***** RECORDS FOR THIS EXERCISE *****

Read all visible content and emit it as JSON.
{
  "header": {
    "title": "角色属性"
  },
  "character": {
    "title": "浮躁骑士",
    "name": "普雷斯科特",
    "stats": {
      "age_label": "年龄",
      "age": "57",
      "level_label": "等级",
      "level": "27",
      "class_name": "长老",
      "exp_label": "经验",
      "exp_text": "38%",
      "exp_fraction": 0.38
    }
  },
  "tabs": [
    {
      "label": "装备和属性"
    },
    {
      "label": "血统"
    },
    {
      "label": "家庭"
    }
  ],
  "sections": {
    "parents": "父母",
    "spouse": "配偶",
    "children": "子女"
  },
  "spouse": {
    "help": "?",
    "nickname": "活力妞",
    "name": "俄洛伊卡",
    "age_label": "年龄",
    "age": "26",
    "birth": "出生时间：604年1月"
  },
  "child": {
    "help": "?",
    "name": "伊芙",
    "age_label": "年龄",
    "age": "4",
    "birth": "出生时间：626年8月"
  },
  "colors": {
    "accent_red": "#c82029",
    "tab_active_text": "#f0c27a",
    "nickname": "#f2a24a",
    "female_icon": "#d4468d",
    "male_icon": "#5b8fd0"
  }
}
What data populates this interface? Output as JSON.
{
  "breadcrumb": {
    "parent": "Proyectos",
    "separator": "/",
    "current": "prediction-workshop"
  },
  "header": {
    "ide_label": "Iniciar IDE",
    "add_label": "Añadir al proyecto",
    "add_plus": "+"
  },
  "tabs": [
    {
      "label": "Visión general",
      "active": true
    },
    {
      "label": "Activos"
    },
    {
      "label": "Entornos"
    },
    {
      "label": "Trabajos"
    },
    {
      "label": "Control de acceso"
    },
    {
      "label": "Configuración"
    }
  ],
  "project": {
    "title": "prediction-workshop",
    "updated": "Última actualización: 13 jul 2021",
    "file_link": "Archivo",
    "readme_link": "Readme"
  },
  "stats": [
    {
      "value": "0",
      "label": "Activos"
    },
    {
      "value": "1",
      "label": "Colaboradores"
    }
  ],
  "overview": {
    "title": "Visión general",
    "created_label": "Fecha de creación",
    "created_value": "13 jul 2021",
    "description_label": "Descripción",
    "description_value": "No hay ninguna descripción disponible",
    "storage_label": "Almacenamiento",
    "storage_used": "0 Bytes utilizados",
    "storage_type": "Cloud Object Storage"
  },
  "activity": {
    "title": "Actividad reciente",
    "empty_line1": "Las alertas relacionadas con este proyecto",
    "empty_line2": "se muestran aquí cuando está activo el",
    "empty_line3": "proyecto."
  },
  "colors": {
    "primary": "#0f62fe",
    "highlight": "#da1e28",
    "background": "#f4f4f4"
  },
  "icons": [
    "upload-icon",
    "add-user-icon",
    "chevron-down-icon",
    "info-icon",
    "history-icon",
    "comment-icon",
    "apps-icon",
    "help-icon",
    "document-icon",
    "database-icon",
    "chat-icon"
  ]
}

*****

- **INSTRUCTION**:
Scan the lines above for "birth", then copy every one that has it.

- **RESULT**:
    "birth": "出生时间：604年1月"
    "birth": "出生时间：626年8月"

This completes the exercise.